[SHORT EXERCISE] Output the entries verbatim, including every line.

[DATASET RECORDS]
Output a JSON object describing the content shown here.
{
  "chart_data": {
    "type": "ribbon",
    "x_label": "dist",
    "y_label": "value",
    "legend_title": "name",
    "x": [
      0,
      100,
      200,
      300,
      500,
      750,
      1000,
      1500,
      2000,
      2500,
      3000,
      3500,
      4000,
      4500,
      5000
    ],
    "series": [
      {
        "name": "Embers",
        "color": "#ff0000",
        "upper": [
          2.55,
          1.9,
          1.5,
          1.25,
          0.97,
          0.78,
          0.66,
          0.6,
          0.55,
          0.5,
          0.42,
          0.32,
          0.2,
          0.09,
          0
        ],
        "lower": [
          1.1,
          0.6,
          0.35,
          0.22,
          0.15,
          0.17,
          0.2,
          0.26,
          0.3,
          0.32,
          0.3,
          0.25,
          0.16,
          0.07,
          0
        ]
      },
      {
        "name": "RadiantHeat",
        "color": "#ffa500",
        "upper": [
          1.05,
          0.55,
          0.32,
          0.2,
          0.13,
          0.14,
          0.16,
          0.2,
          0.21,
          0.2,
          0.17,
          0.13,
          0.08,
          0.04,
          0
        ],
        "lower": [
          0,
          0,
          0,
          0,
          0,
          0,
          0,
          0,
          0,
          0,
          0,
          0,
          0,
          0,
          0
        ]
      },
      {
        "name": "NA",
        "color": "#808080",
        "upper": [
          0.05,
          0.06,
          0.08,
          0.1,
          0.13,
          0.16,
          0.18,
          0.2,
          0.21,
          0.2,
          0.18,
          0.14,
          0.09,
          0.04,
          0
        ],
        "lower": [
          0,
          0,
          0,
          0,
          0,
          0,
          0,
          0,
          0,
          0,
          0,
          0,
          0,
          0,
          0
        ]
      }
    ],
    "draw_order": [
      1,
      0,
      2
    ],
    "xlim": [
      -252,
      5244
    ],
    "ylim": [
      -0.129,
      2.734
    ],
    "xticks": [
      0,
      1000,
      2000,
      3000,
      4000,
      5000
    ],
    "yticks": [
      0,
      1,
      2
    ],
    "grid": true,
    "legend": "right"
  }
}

[TASK ANSWER]
Output a JSON object describing the content shown here.
{
  "chart_data": {
    "type": "ribbon",
    "x_label": "dist",
    "y_label": "value",
    "legend_title": "name",
    "x": [
      0,
      100,
      200,
      300,
      500,
      750,
      1000,
      1500,
      2000,
      2500,
      3000,
      3500,
      4000,
      4500,
      5000
    ],
    "series": [
      {
        "name": "Embers",
        "color": "#ff0000",
        "upper": [
          2.55,
          1.9,
          1.5,
          1.25,
          0.97,
          0.78,
          0.66,
          0.6,
          0.55,
          0.5,
          0.42,
          0.32,
          0.2,
          0.09,
          0
        ],
        "lower": [
          1.1,
          0.6,
          0.35,
          0.22,
          0.15,
          0.17,
          0.2,
          0.26,
          0.3,
          0.32,
          0.3,
          0.25,
          0.16,
          0.07,
          0
        ]
      },
      {
        "name": "RadiantHeat",
        "color": "#ffa500",
        "upper": [
          1.05,
          0.55,
          0.32,
          0.2,
          0.13,
          0.14,
          0.16,
          0.2,
          0.21,
          0.2,
          0.17,
          0.13,
          0.08,
          0.04,
          0
        ],
        "lower": [
          0,
          0,
          0,
          0,
          0,
          0,
          0,
          0,
          0,
          0,
          0,
          0,
          0,
          0,
          0
        ]
      },
      {
        "name": "NA",
        "color": "#808080",
        "upper": [
          0.05,
          0.06,
          0.08,
          0.1,
          0.13,
          0.16,
          0.18,
          0.2,
          0.21,
          0.2,
          0.18,
          0.14,
          0.09,
          0.04,
          0
        ],
        "lower": [
          0,
          0,
          0,
          0,
          0,
          0,
          0,
          0,
          0,
          0,
          0,
          0,
          0,
          0,
          0
        ]
      }
    ],
    "draw_order": [
      1,
      0,
      2
    ],
    "xlim": [
      -252,
      5244
    ],
    "ylim": [
      -0.129,
      2.734
    ],
    "xticks": [
      0,
      1000,
      2000,
      3000,
      4000,
      5000
    ],
    "yticks": [
      0,
      1,
      2
    ],
    "grid": true,
    "legend": "right"
  }
}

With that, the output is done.